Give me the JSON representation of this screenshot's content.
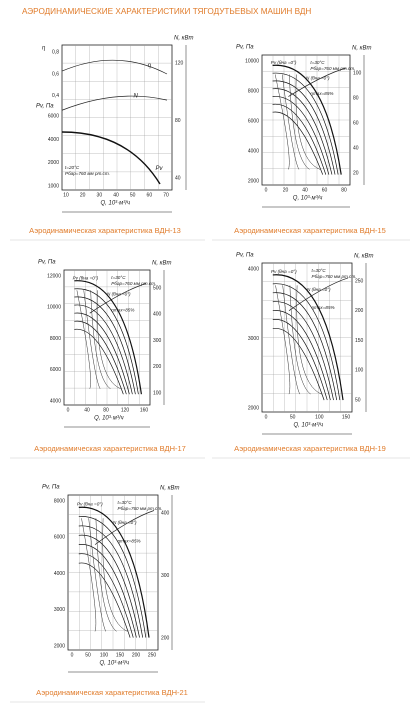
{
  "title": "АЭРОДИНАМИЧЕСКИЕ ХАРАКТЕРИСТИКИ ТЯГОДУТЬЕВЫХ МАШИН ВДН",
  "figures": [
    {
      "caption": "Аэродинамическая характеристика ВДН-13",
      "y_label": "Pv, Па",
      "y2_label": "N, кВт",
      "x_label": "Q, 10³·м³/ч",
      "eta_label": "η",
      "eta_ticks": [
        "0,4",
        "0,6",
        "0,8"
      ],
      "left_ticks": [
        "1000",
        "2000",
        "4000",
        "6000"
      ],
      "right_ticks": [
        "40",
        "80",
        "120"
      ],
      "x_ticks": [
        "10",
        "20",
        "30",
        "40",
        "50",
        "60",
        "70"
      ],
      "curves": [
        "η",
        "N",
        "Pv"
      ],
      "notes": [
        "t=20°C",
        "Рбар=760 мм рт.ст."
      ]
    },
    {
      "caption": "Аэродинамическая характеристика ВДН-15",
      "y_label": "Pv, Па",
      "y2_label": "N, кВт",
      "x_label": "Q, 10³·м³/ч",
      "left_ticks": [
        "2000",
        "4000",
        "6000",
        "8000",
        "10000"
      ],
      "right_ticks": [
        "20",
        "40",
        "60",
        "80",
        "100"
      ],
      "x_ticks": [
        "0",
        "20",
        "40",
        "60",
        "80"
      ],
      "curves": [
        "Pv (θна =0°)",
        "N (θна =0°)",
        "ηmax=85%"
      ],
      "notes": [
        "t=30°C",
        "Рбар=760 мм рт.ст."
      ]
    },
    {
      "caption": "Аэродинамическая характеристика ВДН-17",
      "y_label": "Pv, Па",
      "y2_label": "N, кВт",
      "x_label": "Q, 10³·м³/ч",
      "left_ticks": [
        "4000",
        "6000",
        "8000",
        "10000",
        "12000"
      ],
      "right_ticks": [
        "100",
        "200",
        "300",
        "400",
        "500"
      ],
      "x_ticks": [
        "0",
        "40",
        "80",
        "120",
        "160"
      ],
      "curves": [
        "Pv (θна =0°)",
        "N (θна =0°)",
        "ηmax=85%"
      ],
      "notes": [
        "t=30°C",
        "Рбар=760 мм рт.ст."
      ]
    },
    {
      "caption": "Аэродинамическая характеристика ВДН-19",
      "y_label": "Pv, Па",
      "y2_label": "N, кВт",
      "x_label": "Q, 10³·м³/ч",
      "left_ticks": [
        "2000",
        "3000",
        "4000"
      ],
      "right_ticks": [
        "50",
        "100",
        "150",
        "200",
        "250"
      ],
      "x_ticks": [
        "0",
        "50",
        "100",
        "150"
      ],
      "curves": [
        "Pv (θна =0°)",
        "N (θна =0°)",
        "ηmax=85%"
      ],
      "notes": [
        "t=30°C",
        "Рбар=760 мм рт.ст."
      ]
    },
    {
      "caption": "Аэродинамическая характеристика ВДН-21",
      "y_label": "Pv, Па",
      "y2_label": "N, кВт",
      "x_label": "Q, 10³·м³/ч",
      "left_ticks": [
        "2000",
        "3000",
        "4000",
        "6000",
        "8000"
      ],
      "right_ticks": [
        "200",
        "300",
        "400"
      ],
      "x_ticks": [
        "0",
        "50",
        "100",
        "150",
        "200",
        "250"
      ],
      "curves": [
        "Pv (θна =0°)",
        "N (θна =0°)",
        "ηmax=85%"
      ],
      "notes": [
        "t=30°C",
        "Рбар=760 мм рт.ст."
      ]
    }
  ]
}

☆ ☆ ☆ ☆

Collect every line above that contains the word "характеристика".

▸ Correct response
      "caption": "Аэродинамическая характеристика ВДН-13",
      "caption": "Аэродинамическая характеристика ВДН-15",
      "caption": "Аэродинамическая характеристика ВДН-17",
      "caption": "Аэродинамическая характеристика ВДН-19",
      "caption": "Аэродинамическая характеристика ВДН-21",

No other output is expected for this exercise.